__BRIEF__. Using the records provided below, locate and copy each line that contains the word "Marcelo".

##### EXERCISE INPUT #####

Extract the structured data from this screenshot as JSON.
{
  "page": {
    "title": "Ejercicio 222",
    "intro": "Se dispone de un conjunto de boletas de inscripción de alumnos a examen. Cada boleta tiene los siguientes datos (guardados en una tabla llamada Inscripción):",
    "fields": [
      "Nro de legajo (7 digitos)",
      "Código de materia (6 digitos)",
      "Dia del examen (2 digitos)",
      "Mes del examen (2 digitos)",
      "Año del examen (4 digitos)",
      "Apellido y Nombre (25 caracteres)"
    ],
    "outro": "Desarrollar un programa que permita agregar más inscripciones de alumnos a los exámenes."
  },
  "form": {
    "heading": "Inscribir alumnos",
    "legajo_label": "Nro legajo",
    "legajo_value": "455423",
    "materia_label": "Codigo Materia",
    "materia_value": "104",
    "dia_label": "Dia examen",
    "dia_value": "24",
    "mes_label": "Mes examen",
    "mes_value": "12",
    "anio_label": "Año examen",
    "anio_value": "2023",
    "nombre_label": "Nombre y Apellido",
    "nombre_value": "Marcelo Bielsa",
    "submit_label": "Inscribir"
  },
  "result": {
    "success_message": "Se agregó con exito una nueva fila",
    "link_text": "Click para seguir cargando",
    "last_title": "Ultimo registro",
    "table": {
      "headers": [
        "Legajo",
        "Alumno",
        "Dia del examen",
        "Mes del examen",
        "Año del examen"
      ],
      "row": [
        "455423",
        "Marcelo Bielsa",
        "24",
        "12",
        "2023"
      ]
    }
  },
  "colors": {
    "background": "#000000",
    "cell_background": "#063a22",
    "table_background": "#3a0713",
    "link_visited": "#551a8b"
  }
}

#####

__ANSWER TO THE EXERCISE__.
    "nombre_value": "Marcelo Bielsa",
        "Marcelo Bielsa",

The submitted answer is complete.